# TASK BRIEF
Copy the lines below without changing a character, beginning at the line that contains "- y-tick-label: 575: [30, 386, 61, 406]" and ending with the line that contains "- omega-band: [916, 376, 950, 660]", both included. Give only those lines.

**** PROVIDED ENTRIES ****

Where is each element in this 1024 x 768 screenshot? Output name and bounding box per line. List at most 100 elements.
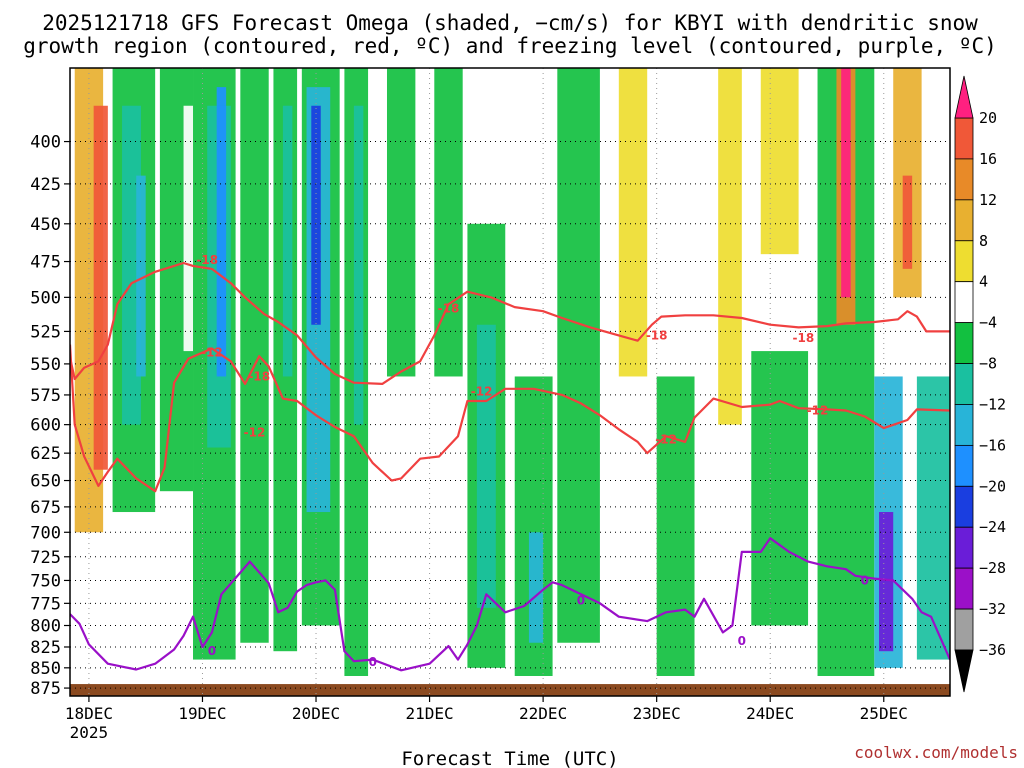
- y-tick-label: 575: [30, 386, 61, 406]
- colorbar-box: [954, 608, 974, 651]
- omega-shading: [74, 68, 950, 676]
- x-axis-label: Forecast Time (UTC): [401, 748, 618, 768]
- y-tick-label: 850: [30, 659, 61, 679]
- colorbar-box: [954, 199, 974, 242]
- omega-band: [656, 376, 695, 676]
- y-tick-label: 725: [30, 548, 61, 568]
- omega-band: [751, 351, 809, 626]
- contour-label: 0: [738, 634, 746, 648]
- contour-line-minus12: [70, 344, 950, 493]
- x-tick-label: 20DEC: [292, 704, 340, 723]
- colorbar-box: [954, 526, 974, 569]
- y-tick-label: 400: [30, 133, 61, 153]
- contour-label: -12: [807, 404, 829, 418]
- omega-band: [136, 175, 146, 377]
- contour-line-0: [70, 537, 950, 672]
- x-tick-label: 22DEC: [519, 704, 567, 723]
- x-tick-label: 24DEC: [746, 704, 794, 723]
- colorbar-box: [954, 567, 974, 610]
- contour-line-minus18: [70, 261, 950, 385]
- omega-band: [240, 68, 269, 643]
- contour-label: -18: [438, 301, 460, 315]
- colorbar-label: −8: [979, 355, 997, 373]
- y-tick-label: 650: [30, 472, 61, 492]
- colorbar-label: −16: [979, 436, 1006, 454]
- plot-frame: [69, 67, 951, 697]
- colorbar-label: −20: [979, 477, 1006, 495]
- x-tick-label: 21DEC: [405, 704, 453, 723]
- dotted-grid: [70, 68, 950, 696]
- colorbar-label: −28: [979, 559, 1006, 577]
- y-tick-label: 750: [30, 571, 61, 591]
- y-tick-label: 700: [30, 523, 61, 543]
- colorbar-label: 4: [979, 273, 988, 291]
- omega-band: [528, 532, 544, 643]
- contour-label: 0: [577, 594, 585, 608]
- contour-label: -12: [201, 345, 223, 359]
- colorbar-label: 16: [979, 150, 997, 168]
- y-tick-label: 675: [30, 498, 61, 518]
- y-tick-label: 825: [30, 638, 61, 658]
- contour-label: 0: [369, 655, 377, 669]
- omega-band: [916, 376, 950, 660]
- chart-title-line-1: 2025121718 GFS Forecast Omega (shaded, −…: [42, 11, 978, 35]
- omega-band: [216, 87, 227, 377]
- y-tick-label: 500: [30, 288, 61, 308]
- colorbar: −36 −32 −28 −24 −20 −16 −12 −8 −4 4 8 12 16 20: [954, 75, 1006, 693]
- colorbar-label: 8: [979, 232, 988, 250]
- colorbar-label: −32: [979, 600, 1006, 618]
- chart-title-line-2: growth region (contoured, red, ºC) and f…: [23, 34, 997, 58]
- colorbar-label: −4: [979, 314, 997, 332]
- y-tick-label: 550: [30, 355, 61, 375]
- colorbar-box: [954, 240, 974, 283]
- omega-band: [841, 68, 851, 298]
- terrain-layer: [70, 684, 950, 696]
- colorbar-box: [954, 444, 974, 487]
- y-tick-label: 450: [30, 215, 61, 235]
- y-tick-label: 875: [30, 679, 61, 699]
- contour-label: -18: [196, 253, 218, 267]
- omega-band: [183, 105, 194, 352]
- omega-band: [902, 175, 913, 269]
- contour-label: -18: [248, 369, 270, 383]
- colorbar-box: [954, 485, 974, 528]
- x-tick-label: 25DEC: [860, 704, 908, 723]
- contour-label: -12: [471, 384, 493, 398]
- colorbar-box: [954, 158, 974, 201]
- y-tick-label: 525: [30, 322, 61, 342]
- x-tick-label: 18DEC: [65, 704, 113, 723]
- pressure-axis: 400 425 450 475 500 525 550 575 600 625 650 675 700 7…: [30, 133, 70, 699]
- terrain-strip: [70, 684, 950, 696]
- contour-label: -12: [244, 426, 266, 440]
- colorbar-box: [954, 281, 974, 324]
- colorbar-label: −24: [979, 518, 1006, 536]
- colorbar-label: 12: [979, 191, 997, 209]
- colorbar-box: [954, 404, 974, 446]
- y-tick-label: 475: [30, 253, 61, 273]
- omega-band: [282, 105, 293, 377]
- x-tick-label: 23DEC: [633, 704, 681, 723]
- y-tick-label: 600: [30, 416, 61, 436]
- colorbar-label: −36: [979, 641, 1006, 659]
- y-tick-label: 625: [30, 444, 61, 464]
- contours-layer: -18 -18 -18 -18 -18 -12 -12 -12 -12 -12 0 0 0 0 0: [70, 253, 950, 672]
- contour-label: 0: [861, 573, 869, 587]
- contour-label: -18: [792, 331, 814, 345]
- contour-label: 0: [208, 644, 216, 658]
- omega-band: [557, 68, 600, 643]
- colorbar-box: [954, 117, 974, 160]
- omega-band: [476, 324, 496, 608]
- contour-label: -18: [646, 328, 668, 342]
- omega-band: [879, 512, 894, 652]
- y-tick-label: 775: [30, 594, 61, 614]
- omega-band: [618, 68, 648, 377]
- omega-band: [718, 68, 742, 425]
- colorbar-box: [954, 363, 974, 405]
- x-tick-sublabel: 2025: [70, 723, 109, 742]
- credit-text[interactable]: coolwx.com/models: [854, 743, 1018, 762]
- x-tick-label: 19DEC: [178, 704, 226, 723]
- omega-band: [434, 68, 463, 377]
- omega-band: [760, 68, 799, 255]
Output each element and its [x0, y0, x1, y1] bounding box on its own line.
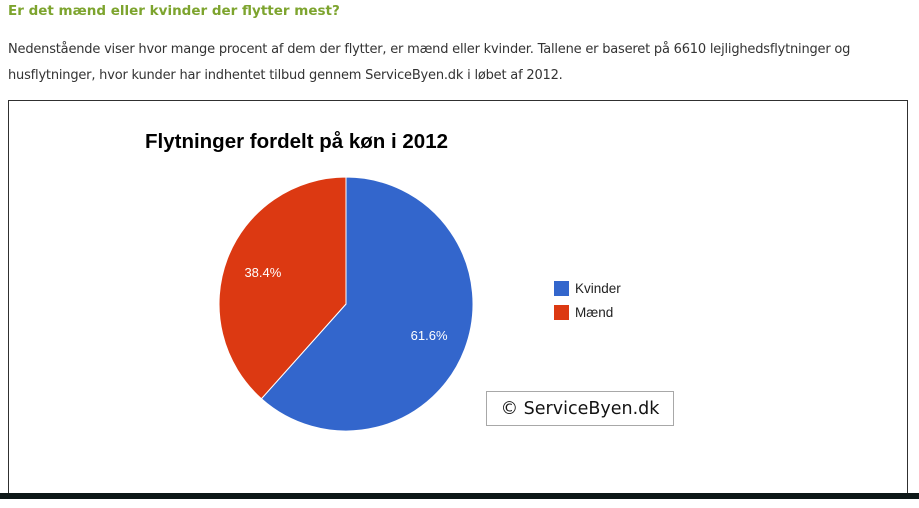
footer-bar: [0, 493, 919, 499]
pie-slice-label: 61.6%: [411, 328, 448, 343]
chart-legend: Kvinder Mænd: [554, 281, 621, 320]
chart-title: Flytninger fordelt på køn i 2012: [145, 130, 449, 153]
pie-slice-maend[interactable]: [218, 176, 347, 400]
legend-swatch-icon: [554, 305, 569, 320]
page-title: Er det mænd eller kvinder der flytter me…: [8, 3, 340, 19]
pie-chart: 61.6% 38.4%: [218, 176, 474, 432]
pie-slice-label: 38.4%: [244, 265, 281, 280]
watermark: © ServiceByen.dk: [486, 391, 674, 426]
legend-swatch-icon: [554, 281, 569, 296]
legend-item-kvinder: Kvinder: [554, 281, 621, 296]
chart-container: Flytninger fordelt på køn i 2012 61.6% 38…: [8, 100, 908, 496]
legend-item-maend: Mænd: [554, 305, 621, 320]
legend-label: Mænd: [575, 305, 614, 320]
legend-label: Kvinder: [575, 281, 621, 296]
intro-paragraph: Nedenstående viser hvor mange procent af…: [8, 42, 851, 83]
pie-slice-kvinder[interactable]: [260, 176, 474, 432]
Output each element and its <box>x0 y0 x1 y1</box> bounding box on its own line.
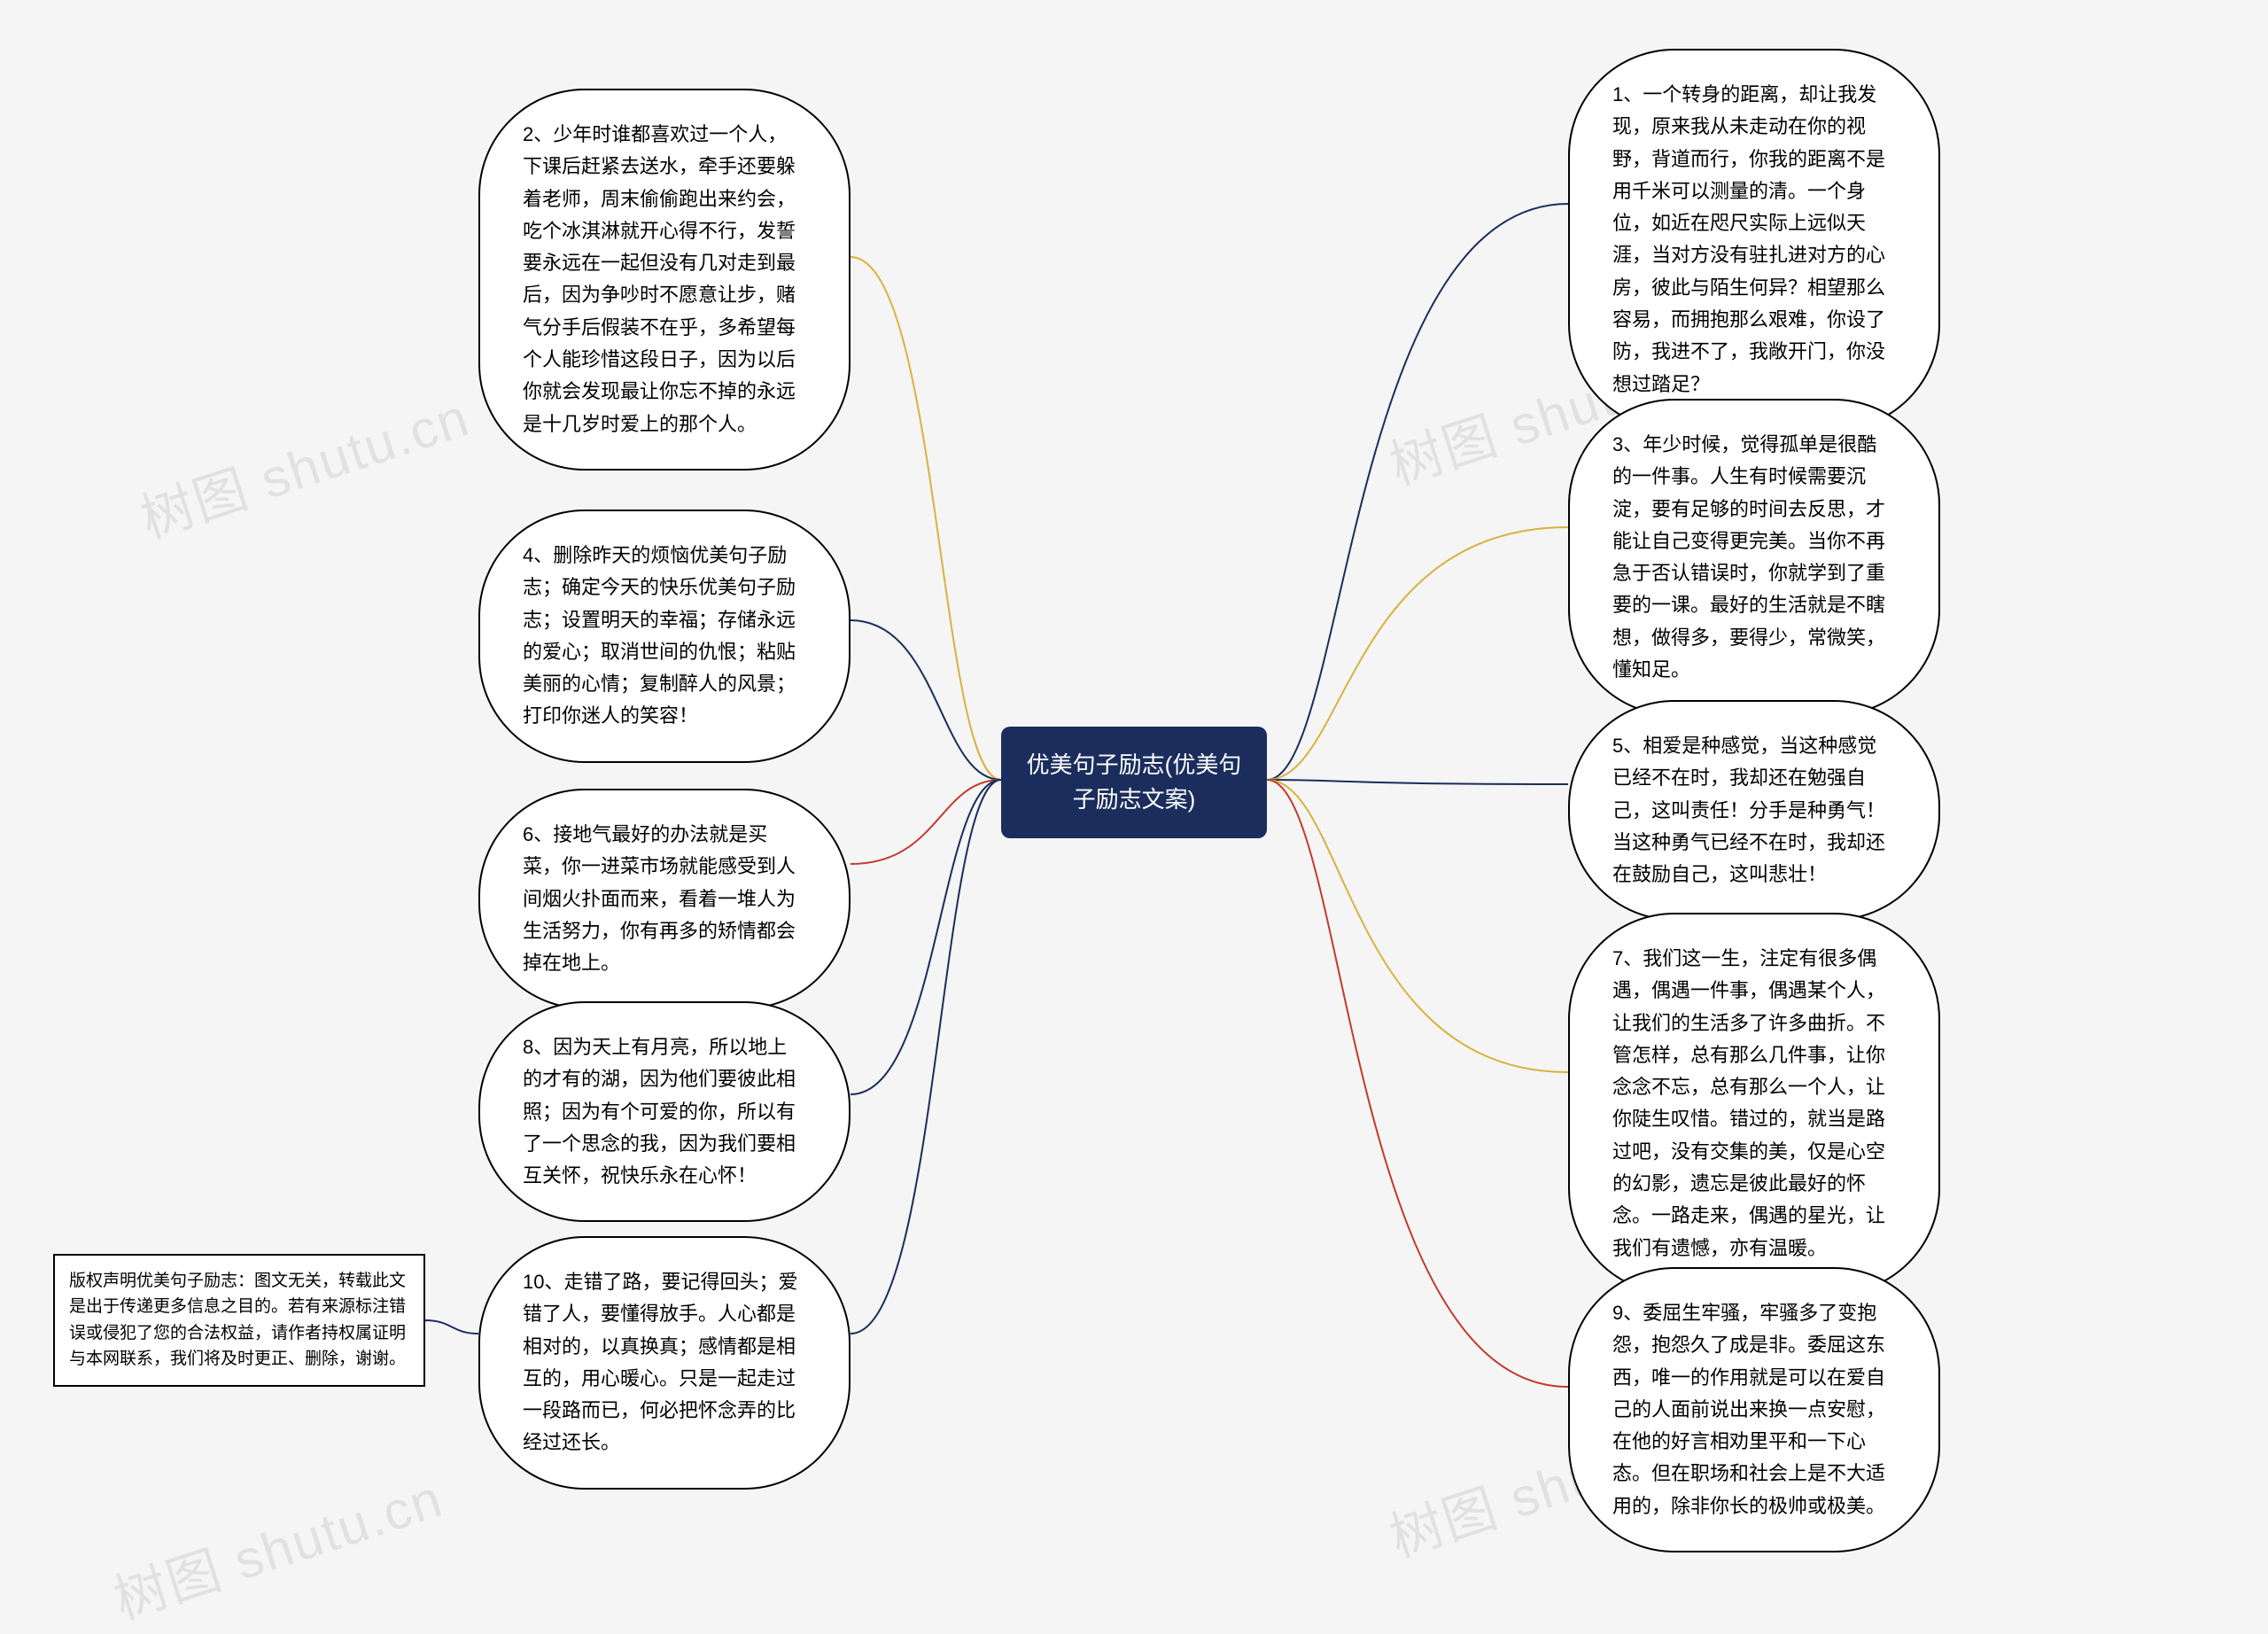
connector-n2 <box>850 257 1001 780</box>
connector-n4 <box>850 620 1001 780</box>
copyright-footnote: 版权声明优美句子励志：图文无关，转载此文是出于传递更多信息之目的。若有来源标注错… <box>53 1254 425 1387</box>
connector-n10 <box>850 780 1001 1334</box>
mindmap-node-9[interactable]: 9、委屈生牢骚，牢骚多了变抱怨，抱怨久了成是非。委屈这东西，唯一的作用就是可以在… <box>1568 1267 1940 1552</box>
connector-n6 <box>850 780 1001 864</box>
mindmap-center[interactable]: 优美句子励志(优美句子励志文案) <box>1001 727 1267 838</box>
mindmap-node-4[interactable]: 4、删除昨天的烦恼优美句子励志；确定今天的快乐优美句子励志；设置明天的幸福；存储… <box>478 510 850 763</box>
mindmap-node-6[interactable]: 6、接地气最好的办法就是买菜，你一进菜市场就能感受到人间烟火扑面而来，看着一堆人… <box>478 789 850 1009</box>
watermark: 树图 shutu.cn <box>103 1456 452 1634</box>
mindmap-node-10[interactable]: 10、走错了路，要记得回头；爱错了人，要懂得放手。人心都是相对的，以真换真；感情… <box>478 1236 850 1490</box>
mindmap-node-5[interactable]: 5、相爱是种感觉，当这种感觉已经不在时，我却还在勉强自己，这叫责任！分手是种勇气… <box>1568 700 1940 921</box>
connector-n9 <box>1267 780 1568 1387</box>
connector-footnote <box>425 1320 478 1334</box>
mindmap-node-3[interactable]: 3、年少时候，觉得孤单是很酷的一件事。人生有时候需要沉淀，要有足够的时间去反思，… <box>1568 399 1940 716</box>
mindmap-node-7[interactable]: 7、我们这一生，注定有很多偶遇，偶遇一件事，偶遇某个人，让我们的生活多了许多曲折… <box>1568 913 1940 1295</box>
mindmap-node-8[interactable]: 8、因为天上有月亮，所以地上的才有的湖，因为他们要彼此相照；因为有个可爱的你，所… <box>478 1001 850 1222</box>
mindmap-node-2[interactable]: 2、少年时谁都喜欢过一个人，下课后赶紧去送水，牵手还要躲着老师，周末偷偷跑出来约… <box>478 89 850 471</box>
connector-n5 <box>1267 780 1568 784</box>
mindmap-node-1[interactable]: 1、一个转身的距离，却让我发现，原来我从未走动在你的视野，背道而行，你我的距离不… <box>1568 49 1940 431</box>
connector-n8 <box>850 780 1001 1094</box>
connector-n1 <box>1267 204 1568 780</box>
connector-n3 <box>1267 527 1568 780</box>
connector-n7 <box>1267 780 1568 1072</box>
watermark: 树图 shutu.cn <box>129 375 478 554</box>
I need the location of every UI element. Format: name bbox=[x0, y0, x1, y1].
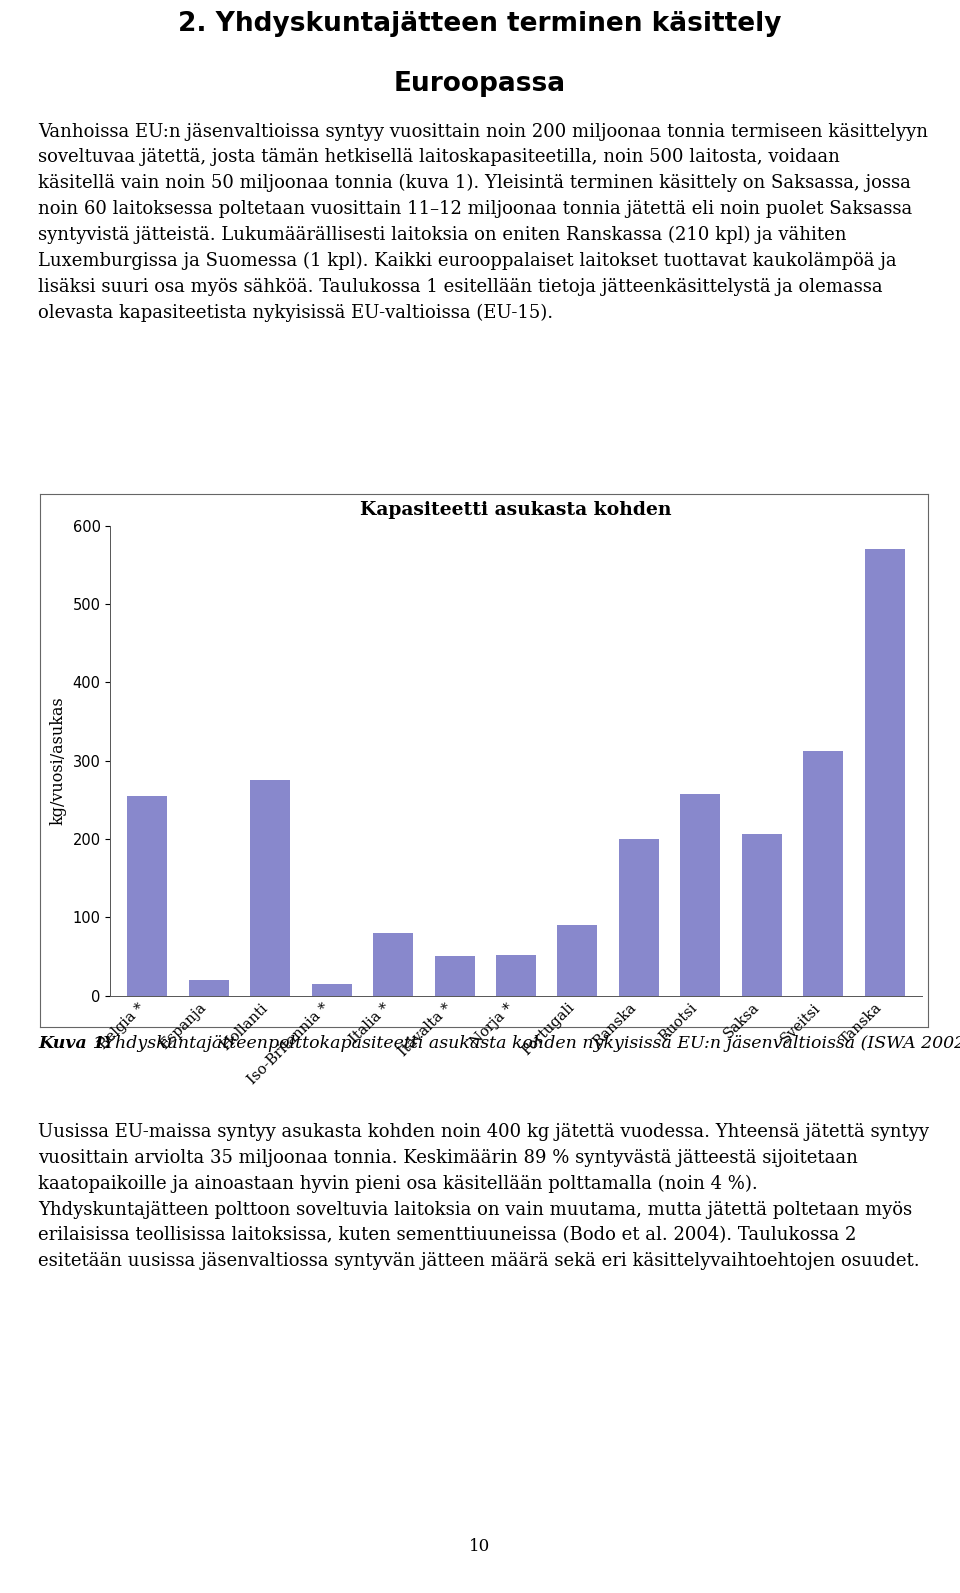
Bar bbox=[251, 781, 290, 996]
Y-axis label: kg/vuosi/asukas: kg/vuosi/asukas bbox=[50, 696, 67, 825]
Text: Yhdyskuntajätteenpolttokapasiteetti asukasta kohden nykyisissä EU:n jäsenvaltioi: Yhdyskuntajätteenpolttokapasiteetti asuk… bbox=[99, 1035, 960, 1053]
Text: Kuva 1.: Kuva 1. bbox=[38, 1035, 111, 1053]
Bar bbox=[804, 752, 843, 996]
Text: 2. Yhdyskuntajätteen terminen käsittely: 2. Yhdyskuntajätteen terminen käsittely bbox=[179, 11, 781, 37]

****

# EXERCISE RESULT
- y-tick-label: 575: [30, 386, 61, 406]
- colorbar-box: [954, 608, 974, 651]
- omega-shading: [74, 68, 950, 676]
- x-axis-label: Forecast Time (UTC): [401, 748, 618, 768]
- y-tick-label: 850: [30, 659, 61, 679]
- colorbar-box: [954, 199, 974, 242]
- omega-band: [656, 376, 695, 676]
- y-tick-label: 725: [30, 548, 61, 568]
- omega-band: [751, 351, 809, 626]
- contour-label: 0: [738, 634, 746, 648]
- contour-line-minus12: [70, 344, 950, 493]
- x-tick-label: 20DEC: [292, 704, 340, 723]
- colorbar-box: [954, 526, 974, 569]
- y-tick-label: 400: [30, 133, 61, 153]
- contour-label: -12: [807, 404, 829, 418]
- omega-band: [136, 175, 146, 377]
- contour-line-0: [70, 537, 950, 672]
- x-tick-label: 22DEC: [519, 704, 567, 723]
- x-tick-label: 24DEC: [746, 704, 794, 723]
- colorbar-box: [954, 567, 974, 610]
- contour-line-minus18: [70, 261, 950, 385]
- omega-band: [240, 68, 269, 643]
- contour-label: -18: [438, 301, 460, 315]
- colorbar-label: −8: [979, 355, 997, 373]
- y-tick-label: 650: [30, 472, 61, 492]
- colorbar-label: −16: [979, 436, 1006, 454]
- plot-frame: [69, 67, 951, 697]
- colorbar-label: −20: [979, 477, 1006, 495]
- x-tick-label: 21DEC: [405, 704, 453, 723]
- dotted-grid: [70, 68, 950, 696]
- colorbar-label: −28: [979, 559, 1006, 577]
- y-tick-label: 750: [30, 571, 61, 591]
- y-tick-label: 700: [30, 523, 61, 543]
- colorbar-label: 4: [979, 273, 988, 291]
- omega-band: [528, 532, 544, 643]
- contour-label: 0: [577, 594, 585, 608]
- contour-label: -12: [201, 345, 223, 359]
- colorbar-label: 16: [979, 150, 997, 168]
- y-tick-label: 675: [30, 498, 61, 518]
- y-tick-label: 825: [30, 638, 61, 658]
- contour-label: 0: [369, 655, 377, 669]
- omega-band: [916, 376, 950, 660]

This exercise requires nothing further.